- [WHAT NEEDS TO BE DONE] Determine how many lines contain the string "left", then reply with that figure only.

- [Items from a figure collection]
--------------------------------

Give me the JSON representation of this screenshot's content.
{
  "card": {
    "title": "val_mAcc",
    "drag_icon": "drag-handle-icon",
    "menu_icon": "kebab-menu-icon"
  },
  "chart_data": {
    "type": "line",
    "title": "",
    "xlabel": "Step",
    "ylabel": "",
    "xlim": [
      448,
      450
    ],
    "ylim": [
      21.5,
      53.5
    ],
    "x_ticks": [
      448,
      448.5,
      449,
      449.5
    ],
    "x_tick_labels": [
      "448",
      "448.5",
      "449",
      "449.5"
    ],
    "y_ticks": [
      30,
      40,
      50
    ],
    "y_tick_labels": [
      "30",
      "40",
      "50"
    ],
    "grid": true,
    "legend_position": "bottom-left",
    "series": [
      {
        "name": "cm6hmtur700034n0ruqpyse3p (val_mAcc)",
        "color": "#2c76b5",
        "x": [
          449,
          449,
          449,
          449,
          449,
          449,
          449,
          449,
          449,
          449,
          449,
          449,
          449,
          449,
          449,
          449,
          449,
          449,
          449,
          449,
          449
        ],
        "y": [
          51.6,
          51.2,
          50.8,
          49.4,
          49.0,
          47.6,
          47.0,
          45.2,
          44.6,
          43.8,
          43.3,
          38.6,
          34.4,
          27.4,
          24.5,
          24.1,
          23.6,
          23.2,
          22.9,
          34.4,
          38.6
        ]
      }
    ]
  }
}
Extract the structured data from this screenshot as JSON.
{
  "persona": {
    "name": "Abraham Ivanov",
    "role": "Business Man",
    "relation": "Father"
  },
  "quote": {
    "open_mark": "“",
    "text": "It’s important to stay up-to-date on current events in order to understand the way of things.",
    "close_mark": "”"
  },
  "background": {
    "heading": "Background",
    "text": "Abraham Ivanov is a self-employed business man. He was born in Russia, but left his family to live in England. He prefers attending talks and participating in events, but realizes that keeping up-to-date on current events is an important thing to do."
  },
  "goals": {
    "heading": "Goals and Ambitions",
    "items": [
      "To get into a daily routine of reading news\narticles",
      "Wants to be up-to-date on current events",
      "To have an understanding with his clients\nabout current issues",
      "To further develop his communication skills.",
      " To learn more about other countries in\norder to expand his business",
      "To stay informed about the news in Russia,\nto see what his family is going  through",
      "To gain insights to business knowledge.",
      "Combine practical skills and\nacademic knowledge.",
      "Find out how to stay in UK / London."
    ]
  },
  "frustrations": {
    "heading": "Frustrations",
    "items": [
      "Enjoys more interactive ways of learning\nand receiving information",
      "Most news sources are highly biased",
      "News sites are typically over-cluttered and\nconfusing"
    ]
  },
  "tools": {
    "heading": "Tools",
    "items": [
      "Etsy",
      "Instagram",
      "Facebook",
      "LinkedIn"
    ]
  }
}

--------------------------------

- [FINAL ANSWER] 2